_Dataset rows:_
● ● ● ● ● ● ●
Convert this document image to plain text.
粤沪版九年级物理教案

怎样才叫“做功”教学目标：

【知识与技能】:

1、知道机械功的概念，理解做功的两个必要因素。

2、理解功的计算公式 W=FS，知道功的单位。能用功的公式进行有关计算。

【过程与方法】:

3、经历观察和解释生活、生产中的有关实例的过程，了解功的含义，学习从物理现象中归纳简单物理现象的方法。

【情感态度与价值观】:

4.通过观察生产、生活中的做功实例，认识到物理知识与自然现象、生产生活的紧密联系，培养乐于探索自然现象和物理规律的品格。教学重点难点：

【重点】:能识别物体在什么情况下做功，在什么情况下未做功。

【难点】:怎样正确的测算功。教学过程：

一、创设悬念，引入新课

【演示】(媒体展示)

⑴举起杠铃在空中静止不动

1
● ● ● ● ● ● ●
_Job:_ Copy out every entry again, exactly as it was given.

_Response to this exercise:_
Convert this document image to plain text.
粤沪版九年级物理教案

怎样才叫“做功”教学目标：

【知识与技能】:

1、知道机械功的概念，理解做功的两个必要因素。

2、理解功的计算公式 W=FS，知道功的单位。能用功的公式进行有关计算。

【过程与方法】:

3、经历观察和解释生活、生产中的有关实例的过程，了解功的含义，学习从物理现象中归纳简单物理现象的方法。

【情感态度与价值观】:

4.通过观察生产、生活中的做功实例，认识到物理知识与自然现象、生产生活的紧密联系，培养乐于探索自然现象和物理规律的品格。教学重点难点：

【重点】:能识别物体在什么情况下做功，在什么情况下未做功。

【难点】:怎样正确的测算功。教学过程：

一、创设悬念，引入新课

【演示】(媒体展示)

⑴举起杠铃在空中静止不动

1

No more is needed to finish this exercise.